Report back each line of the records that contains the string "homme".
--- BEGIN Exercise inputs ---
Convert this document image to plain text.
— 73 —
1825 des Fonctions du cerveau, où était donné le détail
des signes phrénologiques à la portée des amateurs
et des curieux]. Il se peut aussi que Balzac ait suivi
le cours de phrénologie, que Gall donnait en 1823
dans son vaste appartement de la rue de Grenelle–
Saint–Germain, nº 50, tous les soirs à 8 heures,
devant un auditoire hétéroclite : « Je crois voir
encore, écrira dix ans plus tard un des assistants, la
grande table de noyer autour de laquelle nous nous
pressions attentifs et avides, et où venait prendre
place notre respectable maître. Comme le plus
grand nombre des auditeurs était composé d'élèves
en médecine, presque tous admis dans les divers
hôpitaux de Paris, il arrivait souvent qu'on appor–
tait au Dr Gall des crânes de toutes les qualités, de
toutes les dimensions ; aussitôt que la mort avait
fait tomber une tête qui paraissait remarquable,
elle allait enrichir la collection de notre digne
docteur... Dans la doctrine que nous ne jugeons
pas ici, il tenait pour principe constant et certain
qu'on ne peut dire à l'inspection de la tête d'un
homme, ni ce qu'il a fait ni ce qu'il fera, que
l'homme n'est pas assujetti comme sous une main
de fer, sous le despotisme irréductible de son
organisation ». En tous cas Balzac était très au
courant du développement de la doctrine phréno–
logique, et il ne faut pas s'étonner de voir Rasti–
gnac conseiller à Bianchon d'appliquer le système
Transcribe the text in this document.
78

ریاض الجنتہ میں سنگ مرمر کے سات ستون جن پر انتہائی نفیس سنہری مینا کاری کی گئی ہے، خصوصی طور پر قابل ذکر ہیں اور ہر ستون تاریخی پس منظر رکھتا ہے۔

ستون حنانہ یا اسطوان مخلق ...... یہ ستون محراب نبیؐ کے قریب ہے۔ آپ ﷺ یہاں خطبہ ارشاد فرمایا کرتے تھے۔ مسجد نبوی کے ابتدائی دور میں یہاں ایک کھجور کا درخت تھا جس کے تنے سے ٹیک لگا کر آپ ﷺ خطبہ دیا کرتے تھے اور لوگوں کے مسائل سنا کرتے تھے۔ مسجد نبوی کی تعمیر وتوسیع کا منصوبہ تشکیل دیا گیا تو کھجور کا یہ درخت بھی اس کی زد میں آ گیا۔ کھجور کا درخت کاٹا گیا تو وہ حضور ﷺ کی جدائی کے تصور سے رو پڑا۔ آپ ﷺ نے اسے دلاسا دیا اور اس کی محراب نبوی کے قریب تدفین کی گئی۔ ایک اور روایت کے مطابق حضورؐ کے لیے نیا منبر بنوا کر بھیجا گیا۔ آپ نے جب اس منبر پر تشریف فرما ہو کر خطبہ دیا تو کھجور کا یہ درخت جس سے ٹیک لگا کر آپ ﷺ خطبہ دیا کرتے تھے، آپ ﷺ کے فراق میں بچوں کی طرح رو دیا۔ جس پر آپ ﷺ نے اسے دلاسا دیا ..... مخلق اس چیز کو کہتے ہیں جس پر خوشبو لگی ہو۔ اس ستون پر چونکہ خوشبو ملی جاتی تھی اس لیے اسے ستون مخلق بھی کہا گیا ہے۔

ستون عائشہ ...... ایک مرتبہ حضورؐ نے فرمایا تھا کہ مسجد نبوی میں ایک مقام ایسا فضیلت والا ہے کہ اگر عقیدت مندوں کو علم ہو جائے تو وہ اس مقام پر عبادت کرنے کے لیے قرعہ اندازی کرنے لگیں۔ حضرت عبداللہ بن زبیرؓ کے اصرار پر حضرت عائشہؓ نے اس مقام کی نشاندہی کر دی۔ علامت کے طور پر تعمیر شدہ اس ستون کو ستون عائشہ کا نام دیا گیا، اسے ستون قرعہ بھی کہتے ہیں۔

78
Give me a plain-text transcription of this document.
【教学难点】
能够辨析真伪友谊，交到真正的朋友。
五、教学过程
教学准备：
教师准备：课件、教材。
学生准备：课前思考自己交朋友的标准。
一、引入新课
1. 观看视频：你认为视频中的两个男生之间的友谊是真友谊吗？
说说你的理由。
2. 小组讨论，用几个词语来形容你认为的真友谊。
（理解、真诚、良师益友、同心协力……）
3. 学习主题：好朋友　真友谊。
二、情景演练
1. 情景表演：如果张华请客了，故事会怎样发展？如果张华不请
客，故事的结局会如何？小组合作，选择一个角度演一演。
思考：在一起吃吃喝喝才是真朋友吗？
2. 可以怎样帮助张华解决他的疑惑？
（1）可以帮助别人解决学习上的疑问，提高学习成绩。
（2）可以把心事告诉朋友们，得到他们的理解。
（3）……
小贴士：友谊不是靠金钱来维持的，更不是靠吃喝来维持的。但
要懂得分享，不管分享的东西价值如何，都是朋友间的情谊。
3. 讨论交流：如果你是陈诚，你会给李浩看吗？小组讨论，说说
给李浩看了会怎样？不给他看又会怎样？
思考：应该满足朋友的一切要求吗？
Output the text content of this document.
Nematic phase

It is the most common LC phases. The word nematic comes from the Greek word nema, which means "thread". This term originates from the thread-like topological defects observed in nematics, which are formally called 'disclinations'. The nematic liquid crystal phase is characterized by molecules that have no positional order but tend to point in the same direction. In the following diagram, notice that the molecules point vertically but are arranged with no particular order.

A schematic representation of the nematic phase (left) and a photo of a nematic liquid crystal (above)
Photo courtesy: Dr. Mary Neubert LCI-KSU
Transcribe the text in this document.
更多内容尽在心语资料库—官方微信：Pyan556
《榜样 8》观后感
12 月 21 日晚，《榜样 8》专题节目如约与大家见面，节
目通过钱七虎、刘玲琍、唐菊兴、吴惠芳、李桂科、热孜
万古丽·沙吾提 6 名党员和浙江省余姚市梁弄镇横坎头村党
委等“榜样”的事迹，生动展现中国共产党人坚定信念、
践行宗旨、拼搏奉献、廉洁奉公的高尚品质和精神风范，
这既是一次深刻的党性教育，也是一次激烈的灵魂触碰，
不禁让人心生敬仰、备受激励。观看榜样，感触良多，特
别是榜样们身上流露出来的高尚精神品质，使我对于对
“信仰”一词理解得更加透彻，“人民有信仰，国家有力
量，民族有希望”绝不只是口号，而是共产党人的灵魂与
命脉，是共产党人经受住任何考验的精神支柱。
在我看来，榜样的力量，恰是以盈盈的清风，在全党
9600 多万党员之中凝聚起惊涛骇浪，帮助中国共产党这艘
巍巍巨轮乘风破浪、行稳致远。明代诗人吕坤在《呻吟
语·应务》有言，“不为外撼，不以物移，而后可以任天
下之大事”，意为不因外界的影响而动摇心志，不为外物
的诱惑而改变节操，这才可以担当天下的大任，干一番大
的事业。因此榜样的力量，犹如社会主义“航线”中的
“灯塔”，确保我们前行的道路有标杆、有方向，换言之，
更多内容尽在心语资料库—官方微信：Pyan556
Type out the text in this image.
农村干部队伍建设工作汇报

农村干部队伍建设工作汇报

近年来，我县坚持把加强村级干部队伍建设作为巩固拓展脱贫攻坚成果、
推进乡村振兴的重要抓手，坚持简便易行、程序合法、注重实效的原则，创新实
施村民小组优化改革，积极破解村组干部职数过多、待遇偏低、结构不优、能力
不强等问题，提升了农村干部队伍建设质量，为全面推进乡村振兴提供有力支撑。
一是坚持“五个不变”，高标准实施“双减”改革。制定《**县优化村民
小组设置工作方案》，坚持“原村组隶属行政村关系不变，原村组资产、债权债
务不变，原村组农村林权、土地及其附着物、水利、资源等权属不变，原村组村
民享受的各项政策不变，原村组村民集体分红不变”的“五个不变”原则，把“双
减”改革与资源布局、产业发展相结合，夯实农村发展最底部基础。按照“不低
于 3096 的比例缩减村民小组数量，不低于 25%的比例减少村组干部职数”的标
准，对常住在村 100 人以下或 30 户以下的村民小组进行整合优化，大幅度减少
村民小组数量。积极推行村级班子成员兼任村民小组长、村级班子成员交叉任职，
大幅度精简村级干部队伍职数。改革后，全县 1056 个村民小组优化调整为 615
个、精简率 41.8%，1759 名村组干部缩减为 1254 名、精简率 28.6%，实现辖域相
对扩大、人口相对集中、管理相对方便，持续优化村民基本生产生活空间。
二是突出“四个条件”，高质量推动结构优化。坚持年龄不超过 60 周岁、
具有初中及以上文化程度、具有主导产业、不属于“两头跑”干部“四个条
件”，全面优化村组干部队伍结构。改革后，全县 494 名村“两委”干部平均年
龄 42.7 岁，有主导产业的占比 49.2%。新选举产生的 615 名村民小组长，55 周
--- END Exercise inputs ---
**Exercise response**
homme, ni ce qu'il a fait ni ce qu'il fera, que
l'homme n'est pas assujetti comme sous une main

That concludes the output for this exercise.